**Source excerpt**
"""

Sunday, July 6, 2014

Come visit a quarry . . .


It looked like this (first photo) the first time I came here. I'm not sure of the year and don't have all my years of  itineraries at hand to try to figure it out. Was it in 2006 with Paul Cezanne? 2008 with Vincent van Gogh? Or 2009 with Pablo Picasso? All when they were operated by the entity Cathédrale d'Images.

Or after Cathédrale d'Images got kicked out and it was reopened under a new operator, Carrières de Lumières, which has produced in 2013 Monet, Renoir ... Chagall: Voyages en Méditerranée; and is currently showing Klimt et Vienne: 100 Years of Viennese Painting leading up to Gustav Klimt's work; and Invisible Cities - an 8 minute short shown between presentations of the feature? I feel like my visit this time is my 5th, but maybe I have wanted to see all these shows so badly that I think that I have seen them all.

The look of the entrance has changed, but the show of color and light projected on walls, pillars and floors of an old limestone quarry is as spectacular as ever. It's a phenomenon that can't adequately be described in words. I've tried before to photograph the images, but not one photo came out. This time, it worked. The photos can only give glimpses of what is played across the walls of this vast space and lacks the glorious music that enhances it, but I'd like to whet your appetite to make a visit to Carrières de Lumières if you find yourself in the South of France. It's worth a side trip and you can double your fun by visiting the walled city and chateau at Les Baux de Provence just around the corner.

"""

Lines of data
"""

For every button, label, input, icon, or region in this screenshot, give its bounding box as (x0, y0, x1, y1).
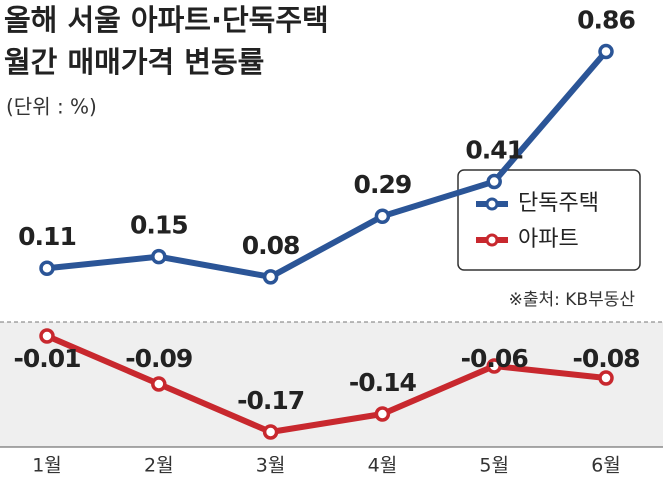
value-label: 0.08 (242, 231, 300, 260)
chart-title: 월간 매매가격 변동률 (4, 45, 264, 79)
value-label: -0.08 (572, 344, 639, 373)
point (374, 208, 391, 224)
point (486, 173, 502, 190)
x-tick-label: 3월 (256, 455, 286, 477)
value-label: 0.11 (18, 222, 76, 251)
x-tick-label: 4월 (368, 455, 398, 477)
x-tick-label: 1월 (32, 455, 62, 477)
lower-panel (0, 322, 663, 447)
point (598, 370, 614, 386)
value-label: -0.09 (125, 344, 192, 373)
x-tick-label: 6월 (591, 455, 621, 477)
value-label: -0.01 (13, 344, 80, 373)
legend-label: 단독주택 (518, 191, 599, 216)
point (598, 43, 614, 60)
point (39, 328, 55, 344)
point (262, 269, 279, 285)
point (151, 376, 167, 392)
chart-title: 올해 서울 아파트·단독주택 (4, 3, 329, 37)
point (39, 260, 55, 276)
value-label: 0.86 (577, 6, 635, 35)
x-tick-label: 5월 (479, 455, 509, 477)
value-label: -0.06 (461, 344, 529, 373)
legend-marker (485, 197, 499, 211)
point (262, 424, 279, 440)
point (374, 406, 391, 422)
legend-marker (485, 233, 499, 247)
series-line (46, 49, 609, 280)
legend (457, 169, 641, 271)
value-label: -0.17 (237, 386, 304, 415)
x-tick-label: 2월 (144, 455, 174, 477)
legend-label: 아파트 (518, 227, 579, 252)
value-label: 0.29 (354, 170, 412, 199)
subtitle: (단위 : %) (6, 95, 97, 119)
point (151, 248, 167, 265)
point (486, 358, 502, 374)
value-label: -0.14 (349, 368, 417, 397)
value-label: 0.15 (130, 211, 188, 240)
value-label: 0.41 (465, 136, 523, 165)
source: ※출처: KB부동산 (509, 290, 636, 310)
series-line (45, 333, 607, 435)
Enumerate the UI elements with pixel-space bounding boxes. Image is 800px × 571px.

"""

**Written problem 1**
Please retype the whole listing line for line, omitting the picture.
**Written problem 2**
Continue the post about visiting the Carrières de Lumières quarry from the point where it stops.

**Expected output 1**
For every button, label, input, icon, or region in this screenshot, give its bounding box as (x0, y0, x1, y1).
value-label: 0.08 (242, 231, 300, 260)
chart-title: 월간 매매가격 변동률 (4, 45, 264, 79)
value-label: -0.08 (572, 344, 639, 373)
point (374, 208, 391, 224)
point (486, 173, 502, 190)
x-tick-label: 3월 (256, 455, 286, 477)
value-label: 0.11 (18, 222, 76, 251)
x-tick-label: 4월 (368, 455, 398, 477)
x-tick-label: 1월 (32, 455, 62, 477)
lower-panel (0, 322, 663, 447)
point (598, 370, 614, 386)
value-label: -0.09 (125, 344, 192, 373)
x-tick-label: 6월 (591, 455, 621, 477)
value-label: -0.01 (13, 344, 80, 373)
legend-label: 단독주택 (518, 191, 599, 216)
point (598, 43, 614, 60)
point (39, 328, 55, 344)
point (262, 269, 279, 285)
point (151, 376, 167, 392)
chart-title: 올해 서울 아파트·단독주택 (4, 3, 329, 37)
point (39, 260, 55, 276)
value-label: 0.86 (577, 6, 635, 35)
x-tick-label: 5월 (479, 455, 509, 477)
value-label: -0.06 (461, 344, 529, 373)
legend-marker (485, 197, 499, 211)
point (262, 424, 279, 440)
point (374, 406, 391, 422)
legend-marker (485, 233, 499, 247)
series-line (46, 49, 609, 280)
legend (457, 169, 641, 271)
value-label: -0.17 (237, 386, 304, 415)
x-tick-label: 2월 (144, 455, 174, 477)
legend-label: 아파트 (518, 227, 579, 252)
value-label: 0.29 (354, 170, 412, 199)
subtitle: (단위 : %) (6, 95, 97, 119)
point (151, 248, 167, 265)
point (486, 358, 502, 374)
value-label: -0.14 (349, 368, 417, 397)
value-label: 0.15 (130, 211, 188, 240)
value-label: 0.41 (465, 136, 523, 165)
source: ※출처: KB부동산 (509, 290, 636, 310)
series-line (45, 333, 607, 435)
Enumerate the UI elements with pixel-space bounding boxes. Image is 800px × 571px.

**Expected output 2**
From the website:
The Carrières du Val d’Enfer quarry was created over the years for extracting and white limestone used in the construction of the Chateau and Les Baux. Large-scale stone production in the Saint-Rémy area forced quarry-workers to change mining techniques using hoists and pits leading to the surface. This, and the need for stone in the construction of the medieval Château and Les Baux, is why quarries were opened in this part of the Alpilles
In 1935, economic competition from modern materials led to the closure of the quarries.


More information about the events being held can be found here.





















(Dark here, but the light intensifies when you're there)





















































































And this is where we came in.

See you soon.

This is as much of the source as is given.